Please list all lines of the material below in which the string "совершенствование" occurs.

◆ Raw records:
╭──
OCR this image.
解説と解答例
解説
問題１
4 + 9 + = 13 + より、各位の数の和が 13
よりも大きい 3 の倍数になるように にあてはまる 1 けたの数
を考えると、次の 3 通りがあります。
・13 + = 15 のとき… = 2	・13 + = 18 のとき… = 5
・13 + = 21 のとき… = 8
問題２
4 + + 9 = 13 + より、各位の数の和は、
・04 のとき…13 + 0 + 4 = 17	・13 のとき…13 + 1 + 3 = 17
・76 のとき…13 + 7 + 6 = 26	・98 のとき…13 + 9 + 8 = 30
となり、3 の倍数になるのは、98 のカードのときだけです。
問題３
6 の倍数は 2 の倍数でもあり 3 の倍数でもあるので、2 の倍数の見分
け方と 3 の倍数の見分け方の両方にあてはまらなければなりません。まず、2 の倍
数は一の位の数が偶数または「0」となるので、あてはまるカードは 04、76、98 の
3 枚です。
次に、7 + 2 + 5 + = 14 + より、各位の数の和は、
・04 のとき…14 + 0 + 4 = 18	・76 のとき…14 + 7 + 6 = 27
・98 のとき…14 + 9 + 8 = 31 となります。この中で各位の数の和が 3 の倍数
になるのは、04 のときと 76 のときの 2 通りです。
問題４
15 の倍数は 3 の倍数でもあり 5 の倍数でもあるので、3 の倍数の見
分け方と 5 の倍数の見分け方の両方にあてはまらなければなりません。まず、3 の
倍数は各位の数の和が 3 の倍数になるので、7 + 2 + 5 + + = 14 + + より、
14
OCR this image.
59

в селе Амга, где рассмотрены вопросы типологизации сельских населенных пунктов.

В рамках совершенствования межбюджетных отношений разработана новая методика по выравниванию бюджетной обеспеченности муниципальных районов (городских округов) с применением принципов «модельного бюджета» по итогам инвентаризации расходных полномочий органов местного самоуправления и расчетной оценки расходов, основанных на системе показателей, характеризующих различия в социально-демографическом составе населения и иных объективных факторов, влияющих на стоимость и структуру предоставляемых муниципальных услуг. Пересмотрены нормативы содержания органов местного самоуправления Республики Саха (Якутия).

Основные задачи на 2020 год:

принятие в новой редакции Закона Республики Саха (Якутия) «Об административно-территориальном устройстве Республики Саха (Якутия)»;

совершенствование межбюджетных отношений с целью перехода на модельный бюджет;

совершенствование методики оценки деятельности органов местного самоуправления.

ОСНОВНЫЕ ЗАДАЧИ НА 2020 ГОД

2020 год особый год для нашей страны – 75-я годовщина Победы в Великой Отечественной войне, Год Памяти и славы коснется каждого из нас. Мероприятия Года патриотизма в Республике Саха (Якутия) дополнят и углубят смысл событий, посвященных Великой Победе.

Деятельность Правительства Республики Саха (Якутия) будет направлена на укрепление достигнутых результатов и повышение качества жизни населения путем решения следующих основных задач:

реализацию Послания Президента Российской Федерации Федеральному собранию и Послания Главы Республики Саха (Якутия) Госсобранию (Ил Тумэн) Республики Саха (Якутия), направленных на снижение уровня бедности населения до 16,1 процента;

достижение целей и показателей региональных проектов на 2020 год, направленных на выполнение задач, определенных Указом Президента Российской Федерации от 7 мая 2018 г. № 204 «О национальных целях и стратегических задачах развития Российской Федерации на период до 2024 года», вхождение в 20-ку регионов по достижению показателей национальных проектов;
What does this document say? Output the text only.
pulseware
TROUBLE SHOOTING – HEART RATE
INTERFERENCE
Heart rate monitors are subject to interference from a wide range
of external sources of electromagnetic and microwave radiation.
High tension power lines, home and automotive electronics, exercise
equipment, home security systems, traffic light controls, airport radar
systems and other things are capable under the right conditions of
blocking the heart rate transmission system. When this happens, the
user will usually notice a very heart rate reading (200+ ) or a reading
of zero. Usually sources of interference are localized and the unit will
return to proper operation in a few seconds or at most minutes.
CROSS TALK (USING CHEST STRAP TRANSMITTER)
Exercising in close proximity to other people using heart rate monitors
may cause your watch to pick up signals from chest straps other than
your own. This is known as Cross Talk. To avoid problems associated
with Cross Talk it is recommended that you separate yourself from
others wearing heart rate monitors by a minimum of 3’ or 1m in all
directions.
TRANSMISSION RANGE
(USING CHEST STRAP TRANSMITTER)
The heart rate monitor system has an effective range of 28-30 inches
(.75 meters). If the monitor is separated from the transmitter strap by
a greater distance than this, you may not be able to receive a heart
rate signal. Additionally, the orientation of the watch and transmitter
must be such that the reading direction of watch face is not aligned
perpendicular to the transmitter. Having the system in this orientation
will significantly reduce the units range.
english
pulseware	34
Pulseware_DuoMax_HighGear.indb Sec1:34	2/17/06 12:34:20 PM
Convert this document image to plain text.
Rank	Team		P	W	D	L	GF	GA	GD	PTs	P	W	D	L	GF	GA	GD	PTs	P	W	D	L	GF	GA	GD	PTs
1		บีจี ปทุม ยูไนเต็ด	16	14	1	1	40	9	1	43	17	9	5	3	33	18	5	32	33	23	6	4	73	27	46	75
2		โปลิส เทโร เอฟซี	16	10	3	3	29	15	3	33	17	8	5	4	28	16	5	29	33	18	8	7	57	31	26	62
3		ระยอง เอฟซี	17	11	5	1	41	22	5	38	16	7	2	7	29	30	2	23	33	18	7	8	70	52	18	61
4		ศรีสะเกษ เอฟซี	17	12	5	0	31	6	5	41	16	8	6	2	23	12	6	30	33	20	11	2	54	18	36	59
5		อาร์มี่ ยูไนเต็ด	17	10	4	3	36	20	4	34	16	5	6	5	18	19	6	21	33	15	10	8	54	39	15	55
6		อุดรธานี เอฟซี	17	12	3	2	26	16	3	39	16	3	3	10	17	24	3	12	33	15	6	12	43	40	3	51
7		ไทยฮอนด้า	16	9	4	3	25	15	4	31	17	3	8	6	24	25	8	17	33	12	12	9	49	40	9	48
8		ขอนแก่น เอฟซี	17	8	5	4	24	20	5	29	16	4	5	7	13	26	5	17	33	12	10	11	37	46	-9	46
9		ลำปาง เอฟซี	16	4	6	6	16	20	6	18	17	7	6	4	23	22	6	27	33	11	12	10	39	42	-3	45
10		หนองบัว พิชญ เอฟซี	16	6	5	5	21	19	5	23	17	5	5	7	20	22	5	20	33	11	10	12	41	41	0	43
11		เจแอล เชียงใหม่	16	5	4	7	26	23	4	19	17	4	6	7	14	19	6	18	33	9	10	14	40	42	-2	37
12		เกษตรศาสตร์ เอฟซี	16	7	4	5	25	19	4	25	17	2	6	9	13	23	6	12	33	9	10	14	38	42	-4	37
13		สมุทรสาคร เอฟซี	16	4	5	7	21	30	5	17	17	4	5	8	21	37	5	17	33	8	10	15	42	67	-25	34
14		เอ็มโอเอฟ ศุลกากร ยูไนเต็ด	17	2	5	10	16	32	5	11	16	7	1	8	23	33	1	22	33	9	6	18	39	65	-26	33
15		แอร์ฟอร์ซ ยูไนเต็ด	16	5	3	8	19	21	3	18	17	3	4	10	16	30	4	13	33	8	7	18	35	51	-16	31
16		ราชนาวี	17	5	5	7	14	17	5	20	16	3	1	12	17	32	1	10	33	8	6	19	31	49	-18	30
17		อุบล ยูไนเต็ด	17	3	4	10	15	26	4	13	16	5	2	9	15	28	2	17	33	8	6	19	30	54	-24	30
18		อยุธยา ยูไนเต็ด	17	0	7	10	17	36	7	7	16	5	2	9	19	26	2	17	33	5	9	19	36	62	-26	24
╰──
◆ Solution to the exercise:
совершенствование межбюджетных отношений с целью перехода на модельный бюджет;
совершенствование методики оценки деятельности органов местного самоуправления.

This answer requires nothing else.